(Exercise description): Find the string "gehechtheidsontwikkeling" in the entries and copy each line that has it.

(Material):

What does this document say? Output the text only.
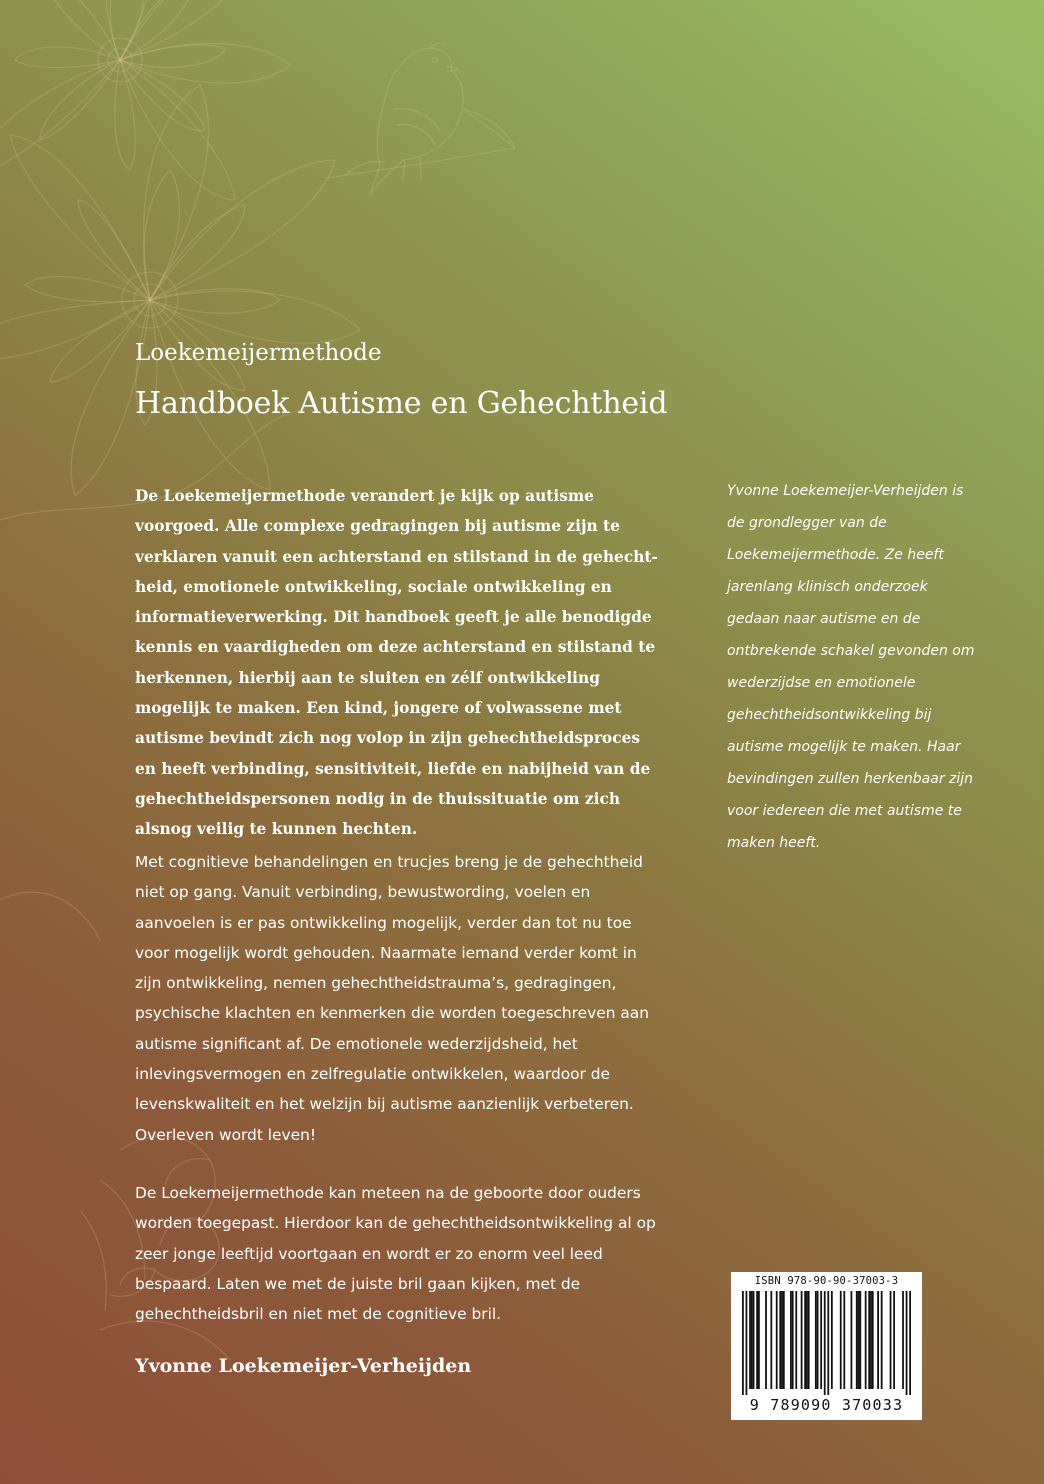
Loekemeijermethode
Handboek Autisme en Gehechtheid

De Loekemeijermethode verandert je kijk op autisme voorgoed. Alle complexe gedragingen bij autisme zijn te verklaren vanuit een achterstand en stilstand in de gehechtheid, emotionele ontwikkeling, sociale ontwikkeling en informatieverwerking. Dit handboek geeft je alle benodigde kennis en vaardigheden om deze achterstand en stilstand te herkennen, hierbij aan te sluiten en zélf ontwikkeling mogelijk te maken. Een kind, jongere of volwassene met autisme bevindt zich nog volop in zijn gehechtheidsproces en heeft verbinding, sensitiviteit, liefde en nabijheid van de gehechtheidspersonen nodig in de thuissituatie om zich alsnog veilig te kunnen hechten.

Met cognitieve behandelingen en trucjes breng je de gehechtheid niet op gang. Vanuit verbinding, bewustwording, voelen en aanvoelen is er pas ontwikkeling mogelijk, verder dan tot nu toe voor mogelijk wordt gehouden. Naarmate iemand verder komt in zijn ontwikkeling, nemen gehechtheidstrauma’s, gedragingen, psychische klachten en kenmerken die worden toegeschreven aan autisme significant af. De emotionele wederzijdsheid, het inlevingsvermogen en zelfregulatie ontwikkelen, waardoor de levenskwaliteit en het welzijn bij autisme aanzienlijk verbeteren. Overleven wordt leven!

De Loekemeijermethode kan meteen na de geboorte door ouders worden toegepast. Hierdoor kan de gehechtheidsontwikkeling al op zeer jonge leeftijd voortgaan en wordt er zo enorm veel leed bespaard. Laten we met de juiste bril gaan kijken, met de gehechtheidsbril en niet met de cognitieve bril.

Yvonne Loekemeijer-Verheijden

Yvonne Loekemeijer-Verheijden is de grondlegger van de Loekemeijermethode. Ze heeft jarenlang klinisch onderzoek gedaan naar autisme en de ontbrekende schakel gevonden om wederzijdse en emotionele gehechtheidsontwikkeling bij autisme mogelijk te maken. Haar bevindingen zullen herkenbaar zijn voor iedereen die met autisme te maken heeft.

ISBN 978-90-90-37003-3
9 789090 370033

(Answer to this task):
De Loekemeijermethode kan meteen na de geboorte door ouders worden toegepast. Hierdoor kan de gehechtheidsontwikkeling al op zeer jonge leeftijd voortgaan en wordt er zo enorm veel leed bespaard. Laten we met de juiste bril gaan kijken, met de gehechtheidsbril en niet met de cognitieve bril.
Yvonne Loekemeijer-Verheijden is de grondlegger van de Loekemeijermethode. Ze heeft jarenlang klinisch onderzoek gedaan naar autisme en de ontbrekende schakel gevonden om wederzijdse en emotionele gehechtheidsontwikkeling bij autisme mogelijk te maken. Haar bevindingen zullen herkenbaar zijn voor iedereen die met autisme te maken heeft.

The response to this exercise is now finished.